* **Exercise task**
Determine how many lines of the material hold the string "color" and reply with only that number.

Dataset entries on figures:
------------------------------------------------
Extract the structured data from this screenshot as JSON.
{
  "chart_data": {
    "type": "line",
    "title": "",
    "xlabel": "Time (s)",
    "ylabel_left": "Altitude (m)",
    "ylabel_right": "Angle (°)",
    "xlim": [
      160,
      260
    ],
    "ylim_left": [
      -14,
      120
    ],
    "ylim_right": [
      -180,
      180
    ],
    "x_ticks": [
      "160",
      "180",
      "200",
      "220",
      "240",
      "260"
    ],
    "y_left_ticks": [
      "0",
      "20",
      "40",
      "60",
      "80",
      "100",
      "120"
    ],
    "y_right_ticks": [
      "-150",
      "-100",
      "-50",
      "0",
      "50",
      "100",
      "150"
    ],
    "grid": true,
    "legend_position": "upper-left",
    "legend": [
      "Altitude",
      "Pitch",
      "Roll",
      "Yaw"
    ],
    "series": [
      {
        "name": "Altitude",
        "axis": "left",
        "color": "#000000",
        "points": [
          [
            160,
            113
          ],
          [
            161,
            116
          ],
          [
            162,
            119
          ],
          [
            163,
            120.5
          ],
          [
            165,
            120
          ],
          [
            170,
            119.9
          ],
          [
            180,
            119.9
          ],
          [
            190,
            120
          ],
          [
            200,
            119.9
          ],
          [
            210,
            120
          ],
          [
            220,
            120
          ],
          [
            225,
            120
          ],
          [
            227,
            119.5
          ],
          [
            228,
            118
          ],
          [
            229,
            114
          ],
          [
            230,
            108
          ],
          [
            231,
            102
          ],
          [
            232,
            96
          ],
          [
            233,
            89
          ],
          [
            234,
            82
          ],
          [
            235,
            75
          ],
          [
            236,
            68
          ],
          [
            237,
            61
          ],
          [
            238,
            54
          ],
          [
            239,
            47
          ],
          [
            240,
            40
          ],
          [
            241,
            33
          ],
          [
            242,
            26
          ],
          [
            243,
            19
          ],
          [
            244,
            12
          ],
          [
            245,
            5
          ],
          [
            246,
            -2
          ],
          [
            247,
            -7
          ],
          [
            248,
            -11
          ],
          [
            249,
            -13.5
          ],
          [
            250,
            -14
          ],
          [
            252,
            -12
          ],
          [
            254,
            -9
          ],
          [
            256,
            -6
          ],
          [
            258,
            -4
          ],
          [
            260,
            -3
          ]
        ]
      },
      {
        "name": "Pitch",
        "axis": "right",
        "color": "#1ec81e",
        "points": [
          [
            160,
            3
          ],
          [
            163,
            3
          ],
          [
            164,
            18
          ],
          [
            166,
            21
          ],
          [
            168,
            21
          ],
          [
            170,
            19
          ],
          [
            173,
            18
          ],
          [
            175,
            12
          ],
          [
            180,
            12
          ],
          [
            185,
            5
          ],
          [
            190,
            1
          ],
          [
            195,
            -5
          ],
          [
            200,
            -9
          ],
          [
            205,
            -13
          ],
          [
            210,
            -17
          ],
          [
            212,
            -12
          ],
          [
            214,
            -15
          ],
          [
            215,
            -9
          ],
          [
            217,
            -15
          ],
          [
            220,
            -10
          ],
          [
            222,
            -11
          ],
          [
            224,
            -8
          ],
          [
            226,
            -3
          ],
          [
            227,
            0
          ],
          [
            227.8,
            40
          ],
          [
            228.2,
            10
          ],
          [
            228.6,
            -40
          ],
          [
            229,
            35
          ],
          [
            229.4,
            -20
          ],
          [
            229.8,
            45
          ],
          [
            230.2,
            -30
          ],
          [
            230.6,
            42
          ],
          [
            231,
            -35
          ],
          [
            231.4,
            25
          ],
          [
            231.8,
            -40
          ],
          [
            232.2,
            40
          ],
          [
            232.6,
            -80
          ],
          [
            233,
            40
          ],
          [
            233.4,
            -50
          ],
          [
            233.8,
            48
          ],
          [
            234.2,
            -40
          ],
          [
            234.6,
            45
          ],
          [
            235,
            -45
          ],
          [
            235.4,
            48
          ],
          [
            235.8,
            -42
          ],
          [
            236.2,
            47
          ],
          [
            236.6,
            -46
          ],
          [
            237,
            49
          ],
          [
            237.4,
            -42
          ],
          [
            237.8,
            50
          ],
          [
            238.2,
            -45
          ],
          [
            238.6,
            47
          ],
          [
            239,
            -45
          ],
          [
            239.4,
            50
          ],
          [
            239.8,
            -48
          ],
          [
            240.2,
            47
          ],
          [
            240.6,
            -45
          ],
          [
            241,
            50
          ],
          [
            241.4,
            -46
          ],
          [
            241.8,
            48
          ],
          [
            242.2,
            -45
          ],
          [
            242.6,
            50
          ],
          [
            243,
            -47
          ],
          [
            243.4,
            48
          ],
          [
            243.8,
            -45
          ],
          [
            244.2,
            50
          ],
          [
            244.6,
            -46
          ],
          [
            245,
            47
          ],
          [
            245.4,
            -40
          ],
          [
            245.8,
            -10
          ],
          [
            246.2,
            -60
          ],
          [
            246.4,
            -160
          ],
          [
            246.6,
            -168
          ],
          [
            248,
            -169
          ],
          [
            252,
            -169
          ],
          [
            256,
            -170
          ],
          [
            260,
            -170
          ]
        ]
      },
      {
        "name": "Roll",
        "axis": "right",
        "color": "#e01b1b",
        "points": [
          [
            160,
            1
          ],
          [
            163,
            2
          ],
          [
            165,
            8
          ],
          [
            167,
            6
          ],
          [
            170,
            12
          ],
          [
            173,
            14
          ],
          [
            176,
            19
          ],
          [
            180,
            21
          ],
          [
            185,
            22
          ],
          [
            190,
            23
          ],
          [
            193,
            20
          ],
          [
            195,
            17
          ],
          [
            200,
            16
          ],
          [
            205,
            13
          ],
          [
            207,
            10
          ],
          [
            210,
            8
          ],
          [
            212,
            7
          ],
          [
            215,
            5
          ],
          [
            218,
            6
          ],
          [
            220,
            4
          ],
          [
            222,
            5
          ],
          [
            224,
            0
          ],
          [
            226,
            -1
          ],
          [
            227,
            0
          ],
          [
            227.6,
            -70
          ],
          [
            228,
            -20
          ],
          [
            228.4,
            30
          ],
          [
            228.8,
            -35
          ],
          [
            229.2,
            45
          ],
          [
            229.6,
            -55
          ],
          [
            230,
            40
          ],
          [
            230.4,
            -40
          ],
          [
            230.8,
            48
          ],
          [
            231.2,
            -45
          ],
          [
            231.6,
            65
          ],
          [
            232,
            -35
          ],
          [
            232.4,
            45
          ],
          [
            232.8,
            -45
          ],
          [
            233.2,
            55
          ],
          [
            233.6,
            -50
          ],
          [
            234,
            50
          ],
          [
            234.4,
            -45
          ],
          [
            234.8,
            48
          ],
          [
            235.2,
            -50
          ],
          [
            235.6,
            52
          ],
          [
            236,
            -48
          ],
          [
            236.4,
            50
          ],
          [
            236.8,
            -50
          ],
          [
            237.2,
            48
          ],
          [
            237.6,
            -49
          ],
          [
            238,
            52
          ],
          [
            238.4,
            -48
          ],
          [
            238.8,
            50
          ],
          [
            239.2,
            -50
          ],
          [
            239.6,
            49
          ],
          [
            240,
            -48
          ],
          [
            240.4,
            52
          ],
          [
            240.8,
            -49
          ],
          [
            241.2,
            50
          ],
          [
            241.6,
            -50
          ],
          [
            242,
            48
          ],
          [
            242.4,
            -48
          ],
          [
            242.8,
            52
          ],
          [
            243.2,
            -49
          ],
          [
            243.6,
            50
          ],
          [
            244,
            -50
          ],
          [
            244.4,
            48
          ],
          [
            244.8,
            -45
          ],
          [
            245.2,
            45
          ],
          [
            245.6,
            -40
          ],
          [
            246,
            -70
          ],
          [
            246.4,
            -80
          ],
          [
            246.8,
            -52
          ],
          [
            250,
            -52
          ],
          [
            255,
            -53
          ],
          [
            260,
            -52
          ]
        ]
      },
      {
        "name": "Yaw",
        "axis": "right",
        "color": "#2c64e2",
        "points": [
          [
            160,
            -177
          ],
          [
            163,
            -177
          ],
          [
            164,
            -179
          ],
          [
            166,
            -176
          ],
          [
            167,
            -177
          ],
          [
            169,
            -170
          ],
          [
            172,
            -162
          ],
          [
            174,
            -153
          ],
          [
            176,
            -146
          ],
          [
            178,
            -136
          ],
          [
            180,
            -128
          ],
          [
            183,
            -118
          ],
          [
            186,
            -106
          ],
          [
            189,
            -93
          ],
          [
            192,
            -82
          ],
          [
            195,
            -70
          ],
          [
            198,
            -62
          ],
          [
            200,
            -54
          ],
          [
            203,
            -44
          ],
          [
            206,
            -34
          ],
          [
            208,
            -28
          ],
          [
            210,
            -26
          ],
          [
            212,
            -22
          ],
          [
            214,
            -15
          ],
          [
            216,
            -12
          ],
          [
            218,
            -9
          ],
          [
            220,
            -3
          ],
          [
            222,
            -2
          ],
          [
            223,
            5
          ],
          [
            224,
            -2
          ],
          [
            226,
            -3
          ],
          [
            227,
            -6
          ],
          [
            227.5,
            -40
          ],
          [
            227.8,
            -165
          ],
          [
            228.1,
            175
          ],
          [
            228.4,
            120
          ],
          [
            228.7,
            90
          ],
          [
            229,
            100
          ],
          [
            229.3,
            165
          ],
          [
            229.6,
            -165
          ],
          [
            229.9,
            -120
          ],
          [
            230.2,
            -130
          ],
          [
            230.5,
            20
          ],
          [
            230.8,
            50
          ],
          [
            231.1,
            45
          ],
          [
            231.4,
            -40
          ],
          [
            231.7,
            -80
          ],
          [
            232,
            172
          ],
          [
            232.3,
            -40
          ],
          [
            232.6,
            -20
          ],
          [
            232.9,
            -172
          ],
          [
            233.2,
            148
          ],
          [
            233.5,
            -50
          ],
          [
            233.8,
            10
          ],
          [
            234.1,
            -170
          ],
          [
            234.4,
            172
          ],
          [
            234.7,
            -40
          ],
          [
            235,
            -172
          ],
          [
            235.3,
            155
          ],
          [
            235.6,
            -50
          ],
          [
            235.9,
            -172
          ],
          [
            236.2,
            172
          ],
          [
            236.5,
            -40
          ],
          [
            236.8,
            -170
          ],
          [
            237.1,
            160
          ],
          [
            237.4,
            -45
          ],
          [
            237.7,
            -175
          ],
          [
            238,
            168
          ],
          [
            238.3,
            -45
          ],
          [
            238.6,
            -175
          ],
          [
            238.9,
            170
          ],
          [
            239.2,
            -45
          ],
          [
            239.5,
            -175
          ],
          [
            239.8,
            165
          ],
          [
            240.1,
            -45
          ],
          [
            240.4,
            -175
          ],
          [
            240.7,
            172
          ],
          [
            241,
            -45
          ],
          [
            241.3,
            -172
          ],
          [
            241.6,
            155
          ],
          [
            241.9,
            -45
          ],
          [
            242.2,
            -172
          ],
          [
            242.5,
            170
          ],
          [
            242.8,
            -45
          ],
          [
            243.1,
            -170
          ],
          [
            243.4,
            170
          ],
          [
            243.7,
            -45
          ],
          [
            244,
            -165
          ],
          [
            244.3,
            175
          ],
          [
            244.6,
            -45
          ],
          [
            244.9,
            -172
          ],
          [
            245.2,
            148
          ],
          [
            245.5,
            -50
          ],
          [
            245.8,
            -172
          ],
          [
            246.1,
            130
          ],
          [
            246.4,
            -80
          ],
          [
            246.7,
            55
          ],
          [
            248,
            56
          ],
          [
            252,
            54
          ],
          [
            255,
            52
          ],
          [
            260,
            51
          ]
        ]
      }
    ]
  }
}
------------------------------------------------
* **Response below**
4